[Dataset items]
%%

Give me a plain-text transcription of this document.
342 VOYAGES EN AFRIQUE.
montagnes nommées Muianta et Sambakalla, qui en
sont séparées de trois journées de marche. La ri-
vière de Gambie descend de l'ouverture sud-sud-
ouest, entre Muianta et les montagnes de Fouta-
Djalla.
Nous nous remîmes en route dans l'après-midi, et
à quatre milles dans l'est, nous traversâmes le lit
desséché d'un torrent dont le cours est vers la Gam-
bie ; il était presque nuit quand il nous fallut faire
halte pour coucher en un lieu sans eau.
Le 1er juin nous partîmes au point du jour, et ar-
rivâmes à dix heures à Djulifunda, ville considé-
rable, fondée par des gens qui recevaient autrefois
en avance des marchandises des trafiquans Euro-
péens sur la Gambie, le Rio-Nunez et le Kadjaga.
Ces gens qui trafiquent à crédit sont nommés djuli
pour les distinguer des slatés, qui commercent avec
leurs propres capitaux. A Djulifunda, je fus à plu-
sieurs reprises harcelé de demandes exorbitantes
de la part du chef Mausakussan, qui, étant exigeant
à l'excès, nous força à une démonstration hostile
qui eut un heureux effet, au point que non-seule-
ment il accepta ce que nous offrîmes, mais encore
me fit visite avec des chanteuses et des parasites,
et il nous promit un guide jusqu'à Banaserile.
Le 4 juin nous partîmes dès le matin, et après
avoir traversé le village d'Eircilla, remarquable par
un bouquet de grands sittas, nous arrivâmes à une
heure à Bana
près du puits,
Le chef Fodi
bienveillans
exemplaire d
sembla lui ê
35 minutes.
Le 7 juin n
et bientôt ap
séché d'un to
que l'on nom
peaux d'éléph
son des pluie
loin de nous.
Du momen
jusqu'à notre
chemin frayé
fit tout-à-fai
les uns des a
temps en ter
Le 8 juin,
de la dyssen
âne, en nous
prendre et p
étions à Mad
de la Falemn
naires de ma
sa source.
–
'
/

%%

Work to complete: Give the listing above again, word for word.

Response to the task:
Give me a plain-text transcription of this document.
342 VOYAGES EN AFRIQUE.
montagnes nommées Muianta et Sambakalla, qui en
sont séparées de trois journées de marche. La ri-
vière de Gambie descend de l'ouverture sud-sud-
ouest, entre Muianta et les montagnes de Fouta-
Djalla.
Nous nous remîmes en route dans l'après-midi, et
à quatre milles dans l'est, nous traversâmes le lit
desséché d'un torrent dont le cours est vers la Gam-
bie ; il était presque nuit quand il nous fallut faire
halte pour coucher en un lieu sans eau.
Le 1er juin nous partîmes au point du jour, et ar-
rivâmes à dix heures à Djulifunda, ville considé-
rable, fondée par des gens qui recevaient autrefois
en avance des marchandises des trafiquans Euro-
péens sur la Gambie, le Rio-Nunez et le Kadjaga.
Ces gens qui trafiquent à crédit sont nommés djuli
pour les distinguer des slatés, qui commercent avec
leurs propres capitaux. A Djulifunda, je fus à plu-
sieurs reprises harcelé de demandes exorbitantes
de la part du chef Mausakussan, qui, étant exigeant
à l'excès, nous força à une démonstration hostile
qui eut un heureux effet, au point que non-seule-
ment il accepta ce que nous offrîmes, mais encore
me fit visite avec des chanteuses et des parasites,
et il nous promit un guide jusqu'à Banaserile.
Le 4 juin nous partîmes dès le matin, et après
avoir traversé le village d'Eircilla, remarquable par
un bouquet de grands sittas, nous arrivâmes à une
heure à Bana
près du puits,
Le chef Fodi
bienveillans
exemplaire d
sembla lui ê
35 minutes.
Le 7 juin n
et bientôt ap
séché d'un to
que l'on nom
peaux d'éléph
son des pluie
loin de nous.
Du momen
jusqu'à notre
chemin frayé
fit tout-à-fai
les uns des a
temps en ter
Le 8 juin,
de la dyssen
âne, en nous
prendre et p
étions à Mad
de la Falemn
naires de ma
sa source.
–
'
/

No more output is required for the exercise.